- [Entries]
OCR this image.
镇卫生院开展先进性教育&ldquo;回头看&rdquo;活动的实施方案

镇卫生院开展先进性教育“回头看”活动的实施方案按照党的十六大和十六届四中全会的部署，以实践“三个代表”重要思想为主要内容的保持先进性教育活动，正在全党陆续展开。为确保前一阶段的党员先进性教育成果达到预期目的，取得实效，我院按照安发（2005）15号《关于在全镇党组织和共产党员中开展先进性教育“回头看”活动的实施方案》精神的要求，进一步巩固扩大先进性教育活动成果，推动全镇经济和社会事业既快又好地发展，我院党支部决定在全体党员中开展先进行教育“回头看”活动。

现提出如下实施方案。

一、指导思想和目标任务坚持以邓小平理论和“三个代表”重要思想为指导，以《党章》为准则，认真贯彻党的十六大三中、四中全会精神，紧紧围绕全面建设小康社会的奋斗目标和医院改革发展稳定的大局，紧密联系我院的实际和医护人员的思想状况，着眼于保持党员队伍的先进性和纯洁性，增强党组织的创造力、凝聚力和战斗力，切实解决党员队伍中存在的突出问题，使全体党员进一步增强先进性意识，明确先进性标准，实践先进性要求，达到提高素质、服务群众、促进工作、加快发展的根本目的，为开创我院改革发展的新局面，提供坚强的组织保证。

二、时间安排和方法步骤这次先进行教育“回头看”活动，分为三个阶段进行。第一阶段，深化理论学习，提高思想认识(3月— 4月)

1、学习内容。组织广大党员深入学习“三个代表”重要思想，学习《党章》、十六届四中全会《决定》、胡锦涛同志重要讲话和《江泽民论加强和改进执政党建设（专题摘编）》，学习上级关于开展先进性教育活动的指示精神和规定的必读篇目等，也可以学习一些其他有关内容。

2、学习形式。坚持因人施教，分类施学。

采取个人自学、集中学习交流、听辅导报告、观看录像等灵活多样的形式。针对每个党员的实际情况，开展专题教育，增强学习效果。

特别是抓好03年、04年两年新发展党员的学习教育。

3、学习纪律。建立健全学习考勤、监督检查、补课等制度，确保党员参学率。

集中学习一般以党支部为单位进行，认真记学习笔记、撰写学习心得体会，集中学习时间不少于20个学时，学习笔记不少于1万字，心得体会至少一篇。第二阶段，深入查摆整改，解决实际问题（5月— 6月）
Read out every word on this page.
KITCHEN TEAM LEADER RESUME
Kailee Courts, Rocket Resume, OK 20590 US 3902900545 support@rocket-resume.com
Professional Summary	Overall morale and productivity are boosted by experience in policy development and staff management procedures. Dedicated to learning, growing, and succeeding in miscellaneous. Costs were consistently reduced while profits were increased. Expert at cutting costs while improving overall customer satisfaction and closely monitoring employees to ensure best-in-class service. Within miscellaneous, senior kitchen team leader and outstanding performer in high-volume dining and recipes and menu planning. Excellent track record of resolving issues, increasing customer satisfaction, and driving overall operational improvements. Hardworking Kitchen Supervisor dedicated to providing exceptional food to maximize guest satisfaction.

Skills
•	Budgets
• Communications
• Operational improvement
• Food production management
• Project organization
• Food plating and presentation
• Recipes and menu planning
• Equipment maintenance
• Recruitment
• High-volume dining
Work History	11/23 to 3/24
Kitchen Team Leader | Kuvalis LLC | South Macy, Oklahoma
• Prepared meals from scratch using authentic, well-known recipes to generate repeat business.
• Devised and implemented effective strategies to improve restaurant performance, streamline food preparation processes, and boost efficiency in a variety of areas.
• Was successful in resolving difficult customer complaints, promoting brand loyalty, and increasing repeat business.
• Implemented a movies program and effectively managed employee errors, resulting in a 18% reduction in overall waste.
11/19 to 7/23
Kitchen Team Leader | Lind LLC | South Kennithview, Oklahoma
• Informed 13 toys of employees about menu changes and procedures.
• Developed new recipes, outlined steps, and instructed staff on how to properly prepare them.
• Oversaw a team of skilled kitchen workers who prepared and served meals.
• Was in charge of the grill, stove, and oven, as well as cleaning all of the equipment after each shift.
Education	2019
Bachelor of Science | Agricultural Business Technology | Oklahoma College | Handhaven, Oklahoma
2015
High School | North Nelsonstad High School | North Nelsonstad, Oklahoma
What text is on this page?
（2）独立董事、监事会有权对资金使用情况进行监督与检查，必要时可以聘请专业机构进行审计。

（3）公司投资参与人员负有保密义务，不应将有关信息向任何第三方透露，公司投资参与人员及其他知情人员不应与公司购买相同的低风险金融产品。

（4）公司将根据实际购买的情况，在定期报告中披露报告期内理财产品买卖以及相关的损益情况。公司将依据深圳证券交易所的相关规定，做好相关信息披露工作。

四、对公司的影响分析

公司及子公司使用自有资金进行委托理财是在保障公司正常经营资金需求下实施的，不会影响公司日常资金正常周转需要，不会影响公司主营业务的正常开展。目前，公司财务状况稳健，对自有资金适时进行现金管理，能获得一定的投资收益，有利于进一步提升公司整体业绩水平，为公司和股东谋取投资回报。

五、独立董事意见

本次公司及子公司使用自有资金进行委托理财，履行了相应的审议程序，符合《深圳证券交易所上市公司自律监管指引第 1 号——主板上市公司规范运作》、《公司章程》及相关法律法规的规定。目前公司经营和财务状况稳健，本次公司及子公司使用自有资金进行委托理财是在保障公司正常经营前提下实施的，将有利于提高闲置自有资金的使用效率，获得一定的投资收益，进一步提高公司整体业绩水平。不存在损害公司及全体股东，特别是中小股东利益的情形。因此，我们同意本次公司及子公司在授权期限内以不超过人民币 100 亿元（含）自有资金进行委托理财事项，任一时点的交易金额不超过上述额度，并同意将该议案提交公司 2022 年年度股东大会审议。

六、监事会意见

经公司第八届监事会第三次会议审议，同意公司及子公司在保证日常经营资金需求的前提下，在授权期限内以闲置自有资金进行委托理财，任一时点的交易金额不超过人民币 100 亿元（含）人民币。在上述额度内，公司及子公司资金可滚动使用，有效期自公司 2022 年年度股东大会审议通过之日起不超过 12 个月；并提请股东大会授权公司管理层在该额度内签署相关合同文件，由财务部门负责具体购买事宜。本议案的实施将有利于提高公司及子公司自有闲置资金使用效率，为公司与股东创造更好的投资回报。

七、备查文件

- [What you will do]
Gather each line of the records holding the string "volume".

- [Completed exercise]
Professional Summary	Overall morale and productivity are boosted by experience in policy development and staff management procedures. Dedicated to learning, growing, and succeeding in miscellaneous. Costs were consistently reduced while profits were increased. Expert at cutting costs while improving overall customer satisfaction and closely monitoring employees to ensure best-in-class service. Within miscellaneous, senior kitchen team leader and outstanding performer in high-volume dining and recipes and menu planning. Excellent track record of resolving issues, increasing customer satisfaction, and driving overall operational improvements. Hardworking Kitchen Supervisor dedicated to providing exceptional food to maximize guest satisfaction.
• High-volume dining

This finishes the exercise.